THE EXERCISE:
Show all lines of the listing that hold the word "treat".

Collection entries:
++++++++
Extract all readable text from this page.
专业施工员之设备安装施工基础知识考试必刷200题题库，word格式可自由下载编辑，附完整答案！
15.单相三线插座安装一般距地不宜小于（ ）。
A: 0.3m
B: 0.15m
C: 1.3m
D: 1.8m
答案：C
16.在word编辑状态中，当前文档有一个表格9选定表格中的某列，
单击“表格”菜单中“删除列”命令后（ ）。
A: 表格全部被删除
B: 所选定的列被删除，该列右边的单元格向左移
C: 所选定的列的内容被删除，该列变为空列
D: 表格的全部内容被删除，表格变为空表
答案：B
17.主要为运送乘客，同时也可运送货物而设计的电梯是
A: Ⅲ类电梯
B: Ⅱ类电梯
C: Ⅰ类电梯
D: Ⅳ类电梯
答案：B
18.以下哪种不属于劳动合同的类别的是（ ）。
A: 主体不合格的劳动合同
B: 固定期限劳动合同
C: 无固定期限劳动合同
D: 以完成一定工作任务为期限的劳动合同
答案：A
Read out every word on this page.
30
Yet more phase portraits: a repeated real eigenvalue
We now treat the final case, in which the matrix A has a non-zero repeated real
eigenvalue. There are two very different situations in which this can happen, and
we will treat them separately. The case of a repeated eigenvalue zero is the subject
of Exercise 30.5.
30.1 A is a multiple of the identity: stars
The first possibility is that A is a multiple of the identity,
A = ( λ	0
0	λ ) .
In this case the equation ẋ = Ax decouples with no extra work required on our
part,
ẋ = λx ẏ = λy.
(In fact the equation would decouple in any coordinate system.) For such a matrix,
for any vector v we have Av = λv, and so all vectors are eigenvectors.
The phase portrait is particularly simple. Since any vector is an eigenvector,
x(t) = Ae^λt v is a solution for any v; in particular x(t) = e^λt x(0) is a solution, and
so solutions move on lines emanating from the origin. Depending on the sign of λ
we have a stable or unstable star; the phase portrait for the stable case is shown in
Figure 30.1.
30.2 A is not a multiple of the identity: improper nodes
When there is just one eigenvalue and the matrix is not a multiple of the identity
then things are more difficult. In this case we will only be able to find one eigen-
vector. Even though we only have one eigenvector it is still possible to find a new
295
++++++++
EXERCISE SOLUTION:
We now treat the final case, in which the matrix A has a non-zero repeated real
we will treat them separately. The case of a repeated eigenvalue zero is the subject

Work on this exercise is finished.